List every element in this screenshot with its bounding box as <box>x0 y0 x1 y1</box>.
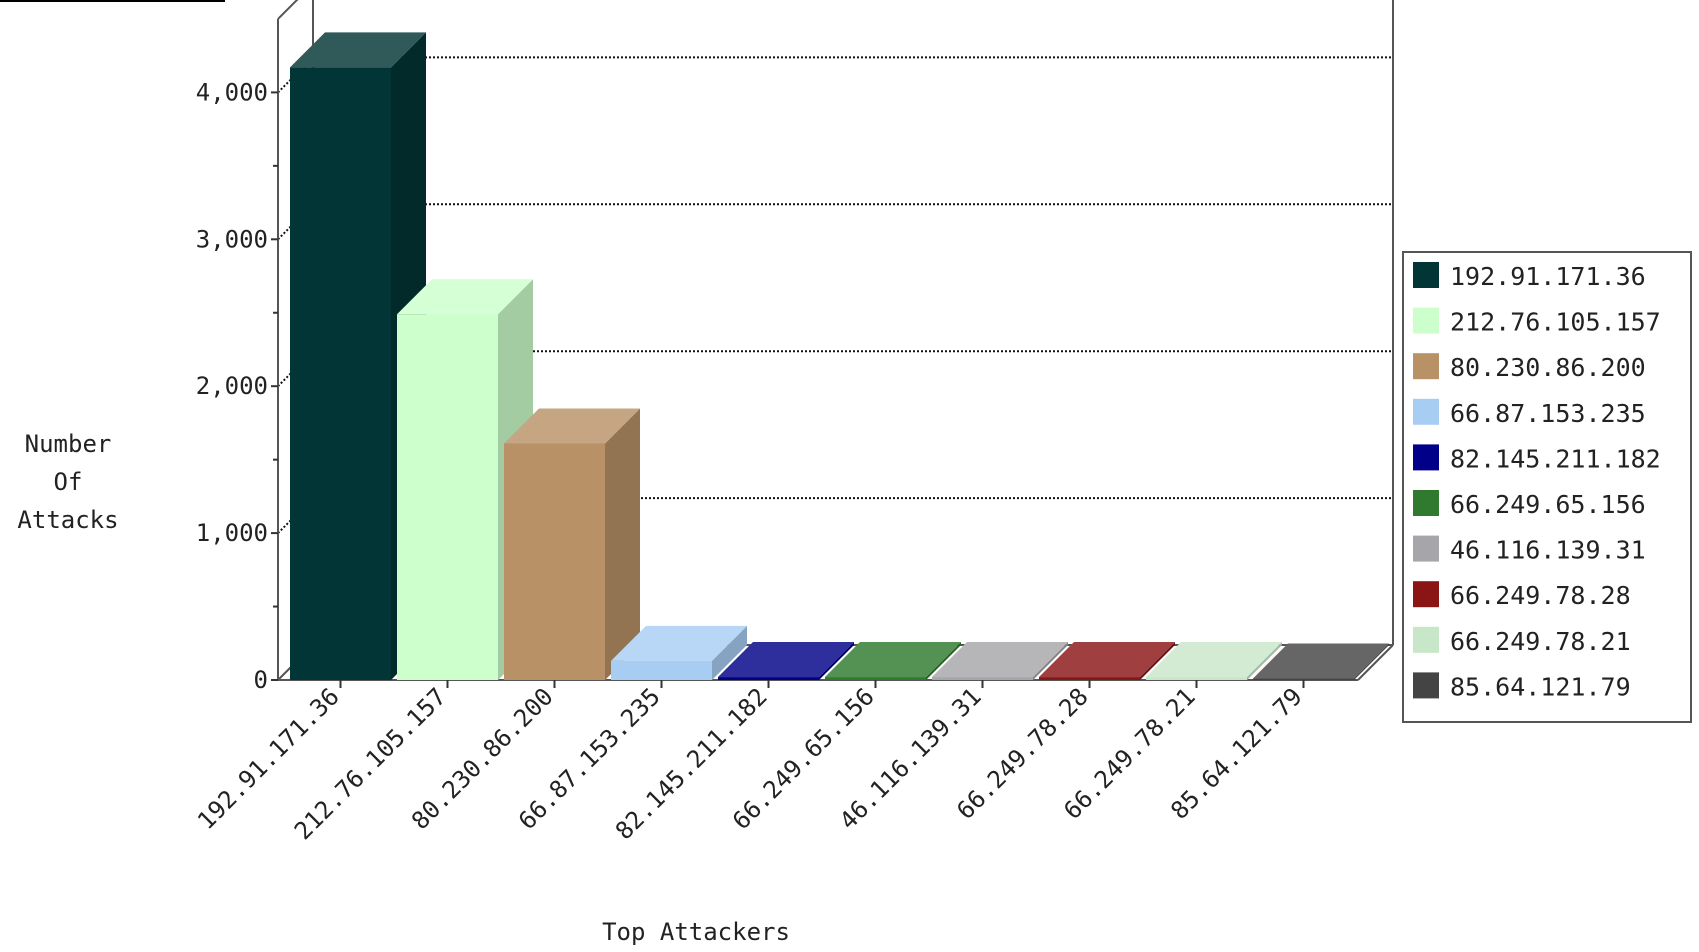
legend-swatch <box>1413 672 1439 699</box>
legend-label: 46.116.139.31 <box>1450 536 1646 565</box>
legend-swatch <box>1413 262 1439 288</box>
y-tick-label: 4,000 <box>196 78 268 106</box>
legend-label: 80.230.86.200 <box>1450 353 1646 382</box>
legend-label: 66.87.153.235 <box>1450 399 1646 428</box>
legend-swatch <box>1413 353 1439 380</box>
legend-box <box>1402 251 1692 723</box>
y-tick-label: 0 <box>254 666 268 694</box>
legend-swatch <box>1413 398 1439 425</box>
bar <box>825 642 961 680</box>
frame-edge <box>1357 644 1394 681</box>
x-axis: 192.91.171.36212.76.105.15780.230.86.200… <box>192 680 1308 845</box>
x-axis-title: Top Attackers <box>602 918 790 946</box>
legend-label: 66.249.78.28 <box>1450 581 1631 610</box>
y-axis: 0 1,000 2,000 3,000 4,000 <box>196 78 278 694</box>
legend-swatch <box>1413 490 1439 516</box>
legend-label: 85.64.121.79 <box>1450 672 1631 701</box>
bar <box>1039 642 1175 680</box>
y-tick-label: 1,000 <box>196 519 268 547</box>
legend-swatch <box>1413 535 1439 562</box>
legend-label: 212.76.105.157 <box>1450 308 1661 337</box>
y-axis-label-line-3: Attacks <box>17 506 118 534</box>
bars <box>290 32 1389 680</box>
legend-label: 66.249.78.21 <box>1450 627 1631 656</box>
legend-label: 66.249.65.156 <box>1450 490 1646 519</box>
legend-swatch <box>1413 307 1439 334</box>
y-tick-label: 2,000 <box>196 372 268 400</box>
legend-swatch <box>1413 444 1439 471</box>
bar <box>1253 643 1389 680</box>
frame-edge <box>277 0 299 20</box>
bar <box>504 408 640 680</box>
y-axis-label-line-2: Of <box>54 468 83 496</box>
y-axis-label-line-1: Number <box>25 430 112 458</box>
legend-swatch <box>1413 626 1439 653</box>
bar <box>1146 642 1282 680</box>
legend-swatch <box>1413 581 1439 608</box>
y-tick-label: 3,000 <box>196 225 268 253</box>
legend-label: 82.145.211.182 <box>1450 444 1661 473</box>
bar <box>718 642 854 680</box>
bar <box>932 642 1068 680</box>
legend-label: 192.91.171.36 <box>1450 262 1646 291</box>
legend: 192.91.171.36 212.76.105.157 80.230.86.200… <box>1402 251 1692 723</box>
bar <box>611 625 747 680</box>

==

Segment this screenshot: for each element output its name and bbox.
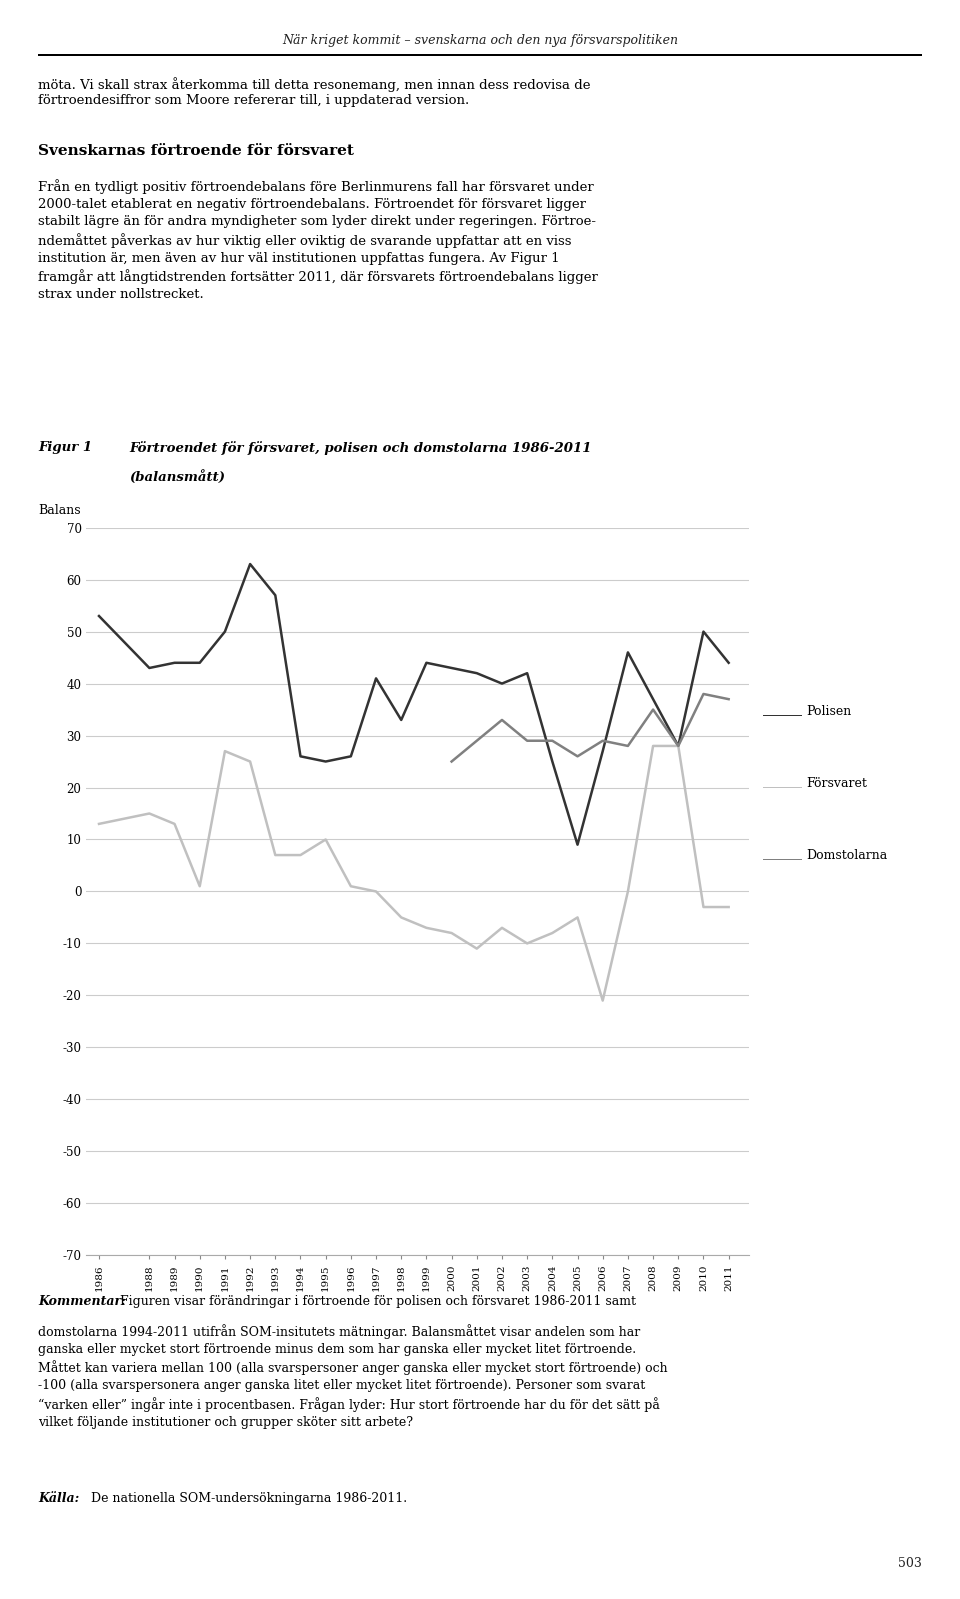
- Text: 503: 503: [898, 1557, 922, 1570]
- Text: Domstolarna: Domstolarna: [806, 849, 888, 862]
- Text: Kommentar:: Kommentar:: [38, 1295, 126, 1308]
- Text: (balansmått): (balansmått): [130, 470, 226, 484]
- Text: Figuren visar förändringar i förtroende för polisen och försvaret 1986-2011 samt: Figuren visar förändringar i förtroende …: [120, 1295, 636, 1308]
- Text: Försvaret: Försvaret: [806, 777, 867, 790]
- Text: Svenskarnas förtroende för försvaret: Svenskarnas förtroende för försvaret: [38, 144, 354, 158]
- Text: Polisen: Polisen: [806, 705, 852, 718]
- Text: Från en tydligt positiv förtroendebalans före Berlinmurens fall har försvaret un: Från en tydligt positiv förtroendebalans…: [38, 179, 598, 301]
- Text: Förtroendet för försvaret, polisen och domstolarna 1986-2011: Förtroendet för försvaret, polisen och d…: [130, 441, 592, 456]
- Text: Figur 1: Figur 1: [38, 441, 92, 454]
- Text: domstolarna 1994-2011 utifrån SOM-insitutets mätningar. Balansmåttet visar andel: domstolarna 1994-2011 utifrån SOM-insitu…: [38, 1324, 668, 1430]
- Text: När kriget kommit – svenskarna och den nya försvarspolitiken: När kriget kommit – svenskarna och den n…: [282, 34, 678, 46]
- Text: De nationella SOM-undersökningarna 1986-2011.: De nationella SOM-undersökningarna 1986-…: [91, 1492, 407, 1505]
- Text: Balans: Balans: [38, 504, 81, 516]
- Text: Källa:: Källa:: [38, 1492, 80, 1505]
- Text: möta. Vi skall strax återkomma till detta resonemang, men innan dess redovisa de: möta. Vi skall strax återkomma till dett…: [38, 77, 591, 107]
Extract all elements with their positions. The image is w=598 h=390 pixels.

==

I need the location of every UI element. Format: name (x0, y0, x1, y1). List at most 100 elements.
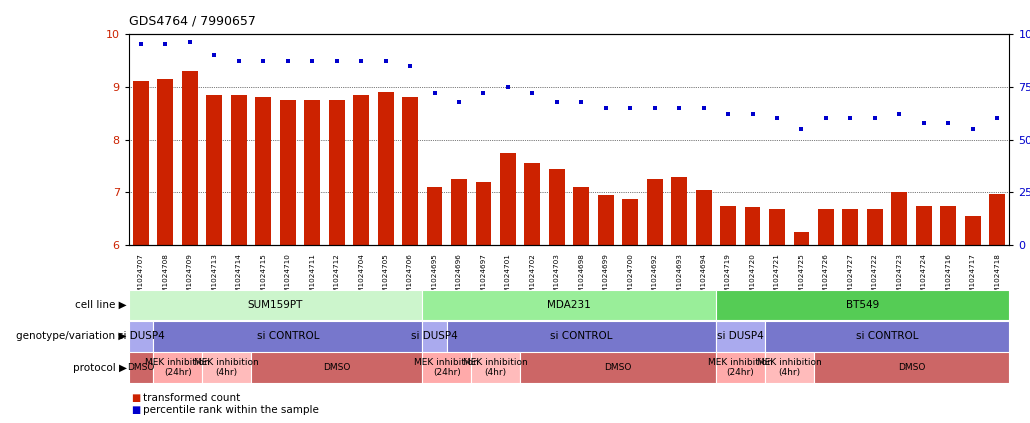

__Exercise description__. Reproduce the material from the line with "List every element" to the line with "legend-swatch <box>1413 398 1439 425</box>", putting "legend-text" wherever "legend-label" appears and changing nothing else. Leave the pictures out.

__Written response__.
List every element in this screenshot with its bounding box as <box>x0 y0 x1 y1</box>.
legend-swatch <box>1413 672 1439 699</box>
legend-text: 46.116.139.31 <box>1450 536 1646 565</box>
legend-swatch <box>1413 262 1439 288</box>
y-tick-label: 4,000 <box>196 78 268 106</box>
legend-text: 80.230.86.200 <box>1450 353 1646 382</box>
legend-text: 66.87.153.235 <box>1450 399 1646 428</box>
legend-swatch <box>1413 353 1439 380</box>
legend-box <box>1402 251 1692 723</box>
y-tick-label: 0 <box>254 666 268 694</box>
legend-swatch <box>1413 398 1439 425</box>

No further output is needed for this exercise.